*Challenge:*
Set the listing down again in full, word for word, with the pictures left out.

*Input data:*
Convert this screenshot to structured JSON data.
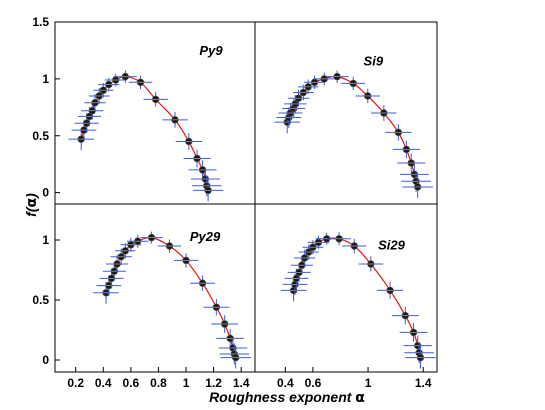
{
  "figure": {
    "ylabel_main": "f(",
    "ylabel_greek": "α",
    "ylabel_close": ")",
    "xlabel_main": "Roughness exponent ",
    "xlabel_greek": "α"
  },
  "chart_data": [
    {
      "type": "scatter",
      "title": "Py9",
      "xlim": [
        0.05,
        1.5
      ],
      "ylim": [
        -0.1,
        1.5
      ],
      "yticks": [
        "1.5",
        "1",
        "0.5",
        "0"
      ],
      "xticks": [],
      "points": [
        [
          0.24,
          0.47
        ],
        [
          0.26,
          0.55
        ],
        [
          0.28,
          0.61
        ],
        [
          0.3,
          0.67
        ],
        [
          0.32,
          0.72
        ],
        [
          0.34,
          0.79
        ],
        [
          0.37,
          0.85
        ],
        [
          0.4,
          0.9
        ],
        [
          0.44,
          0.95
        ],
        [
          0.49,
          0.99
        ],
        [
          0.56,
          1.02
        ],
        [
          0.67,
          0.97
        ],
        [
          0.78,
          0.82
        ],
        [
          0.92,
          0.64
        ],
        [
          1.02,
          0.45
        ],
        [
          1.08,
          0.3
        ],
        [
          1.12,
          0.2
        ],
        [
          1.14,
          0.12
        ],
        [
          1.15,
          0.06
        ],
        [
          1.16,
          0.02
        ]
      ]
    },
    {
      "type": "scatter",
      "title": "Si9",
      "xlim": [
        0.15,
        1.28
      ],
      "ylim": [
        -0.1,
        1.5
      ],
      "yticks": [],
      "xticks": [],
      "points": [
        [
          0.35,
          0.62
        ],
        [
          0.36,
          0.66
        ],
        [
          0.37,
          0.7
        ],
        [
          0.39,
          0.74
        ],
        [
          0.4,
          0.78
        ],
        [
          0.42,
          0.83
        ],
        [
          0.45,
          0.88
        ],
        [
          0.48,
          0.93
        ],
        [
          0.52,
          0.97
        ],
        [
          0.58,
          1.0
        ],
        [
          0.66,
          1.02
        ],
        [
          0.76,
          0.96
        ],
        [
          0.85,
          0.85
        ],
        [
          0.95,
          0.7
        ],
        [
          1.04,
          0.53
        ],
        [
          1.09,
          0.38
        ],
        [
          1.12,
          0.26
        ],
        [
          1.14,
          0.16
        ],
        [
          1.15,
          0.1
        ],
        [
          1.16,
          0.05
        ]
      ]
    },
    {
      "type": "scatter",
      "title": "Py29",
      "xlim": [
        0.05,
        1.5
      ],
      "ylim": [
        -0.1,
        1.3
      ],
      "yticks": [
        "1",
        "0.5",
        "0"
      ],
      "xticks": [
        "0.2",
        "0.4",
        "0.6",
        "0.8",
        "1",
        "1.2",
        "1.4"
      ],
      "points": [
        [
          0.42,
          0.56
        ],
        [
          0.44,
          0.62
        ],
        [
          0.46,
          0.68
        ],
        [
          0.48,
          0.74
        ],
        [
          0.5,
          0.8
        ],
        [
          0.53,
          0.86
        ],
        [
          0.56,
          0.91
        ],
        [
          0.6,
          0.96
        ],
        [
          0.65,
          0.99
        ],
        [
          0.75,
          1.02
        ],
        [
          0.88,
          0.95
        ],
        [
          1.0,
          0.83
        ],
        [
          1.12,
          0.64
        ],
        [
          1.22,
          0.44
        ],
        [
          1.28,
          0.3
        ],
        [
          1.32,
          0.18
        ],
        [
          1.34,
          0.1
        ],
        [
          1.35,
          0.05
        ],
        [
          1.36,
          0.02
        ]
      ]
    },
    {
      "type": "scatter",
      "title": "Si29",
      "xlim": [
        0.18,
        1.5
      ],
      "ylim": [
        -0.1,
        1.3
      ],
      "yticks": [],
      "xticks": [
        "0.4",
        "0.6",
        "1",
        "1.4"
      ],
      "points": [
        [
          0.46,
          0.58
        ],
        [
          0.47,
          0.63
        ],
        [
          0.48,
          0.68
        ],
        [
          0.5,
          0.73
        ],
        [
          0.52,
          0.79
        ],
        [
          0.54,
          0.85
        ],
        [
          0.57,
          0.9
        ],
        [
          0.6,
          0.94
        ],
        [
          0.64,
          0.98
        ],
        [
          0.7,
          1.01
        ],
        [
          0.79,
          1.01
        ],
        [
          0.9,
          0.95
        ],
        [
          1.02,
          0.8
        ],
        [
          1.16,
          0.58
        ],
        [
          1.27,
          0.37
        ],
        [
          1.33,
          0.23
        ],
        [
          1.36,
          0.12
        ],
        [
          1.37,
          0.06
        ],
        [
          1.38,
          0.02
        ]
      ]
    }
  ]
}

*Reply to the task:*
Convert this screenshot to structured JSON data.
{
  "figure": {
    "ylabel_main": "f(",
    "ylabel_greek": "α",
    "ylabel_close": ")",
    "xlabel_main": "Roughness exponent ",
    "xlabel_greek": "α"
  },
  "chart_data": [
    {
      "type": "scatter",
      "title": "Py9",
      "xlim": [
        0.05,
        1.5
      ],
      "ylim": [
        -0.1,
        1.5
      ],
      "yticks": [
        "1.5",
        "1",
        "0.5",
        "0"
      ],
      "xticks": [],
      "points": [
        [
          0.24,
          0.47
        ],
        [
          0.26,
          0.55
        ],
        [
          0.28,
          0.61
        ],
        [
          0.3,
          0.67
        ],
        [
          0.32,
          0.72
        ],
        [
          0.34,
          0.79
        ],
        [
          0.37,
          0.85
        ],
        [
          0.4,
          0.9
        ],
        [
          0.44,
          0.95
        ],
        [
          0.49,
          0.99
        ],
        [
          0.56,
          1.02
        ],
        [
          0.67,
          0.97
        ],
        [
          0.78,
          0.82
        ],
        [
          0.92,
          0.64
        ],
        [
          1.02,
          0.45
        ],
        [
          1.08,
          0.3
        ],
        [
          1.12,
          0.2
        ],
        [
          1.14,
          0.12
        ],
        [
          1.15,
          0.06
        ],
        [
          1.16,
          0.02
        ]
      ]
    },
    {
      "type": "scatter",
      "title": "Si9",
      "xlim": [
        0.15,
        1.28
      ],
      "ylim": [
        -0.1,
        1.5
      ],
      "yticks": [],
      "xticks": [],
      "points": [
        [
          0.35,
          0.62
        ],
        [
          0.36,
          0.66
        ],
        [
          0.37,
          0.7
        ],
        [
          0.39,
          0.74
        ],
        [
          0.4,
          0.78
        ],
        [
          0.42,
          0.83
        ],
        [
          0.45,
          0.88
        ],
        [
          0.48,
          0.93
        ],
        [
          0.52,
          0.97
        ],
        [
          0.58,
          1.0
        ],
        [
          0.66,
          1.02
        ],
        [
          0.76,
          0.96
        ],
        [
          0.85,
          0.85
        ],
        [
          0.95,
          0.7
        ],
        [
          1.04,
          0.53
        ],
        [
          1.09,
          0.38
        ],
        [
          1.12,
          0.26
        ],
        [
          1.14,
          0.16
        ],
        [
          1.15,
          0.1
        ],
        [
          1.16,
          0.05
        ]
      ]
    },
    {
      "type": "scatter",
      "title": "Py29",
      "xlim": [
        0.05,
        1.5
      ],
      "ylim": [
        -0.1,
        1.3
      ],
      "yticks": [
        "1",
        "0.5",
        "0"
      ],
      "xticks": [
        "0.2",
        "0.4",
        "0.6",
        "0.8",
        "1",
        "1.2",
        "1.4"
      ],
      "points": [
        [
          0.42,
          0.56
        ],
        [
          0.44,
          0.62
        ],
        [
          0.46,
          0.68
        ],
        [
          0.48,
          0.74
        ],
        [
          0.5,
          0.8
        ],
        [
          0.53,
          0.86
        ],
        [
          0.56,
          0.91
        ],
        [
          0.6,
          0.96
        ],
        [
          0.65,
          0.99
        ],
        [
          0.75,
          1.02
        ],
        [
          0.88,
          0.95
        ],
        [
          1.0,
          0.83
        ],
        [
          1.12,
          0.64
        ],
        [
          1.22,
          0.44
        ],
        [
          1.28,
          0.3
        ],
        [
          1.32,
          0.18
        ],
        [
          1.34,
          0.1
        ],
        [
          1.35,
          0.05
        ],
        [
          1.36,
          0.02
        ]
      ]
    },
    {
      "type": "scatter",
      "title": "Si29",
      "xlim": [
        0.18,
        1.5
      ],
      "ylim": [
        -0.1,
        1.3
      ],
      "yticks": [],
      "xticks": [
        "0.4",
        "0.6",
        "1",
        "1.4"
      ],
      "points": [
        [
          0.46,
          0.58
        ],
        [
          0.47,
          0.63
        ],
        [
          0.48,
          0.68
        ],
        [
          0.5,
          0.73
        ],
        [
          0.52,
          0.79
        ],
        [
          0.54,
          0.85
        ],
        [
          0.57,
          0.9
        ],
        [
          0.6,
          0.94
        ],
        [
          0.64,
          0.98
        ],
        [
          0.7,
          1.01
        ],
        [
          0.79,
          1.01
        ],
        [
          0.9,
          0.95
        ],
        [
          1.02,
          0.8
        ],
        [
          1.16,
          0.58
        ],
        [
          1.27,
          0.37
        ],
        [
          1.33,
          0.23
        ],
        [
          1.36,
          0.12
        ],
        [
          1.37,
          0.06
        ],
        [
          1.38,
          0.02
        ]
      ]
    }
  ]
}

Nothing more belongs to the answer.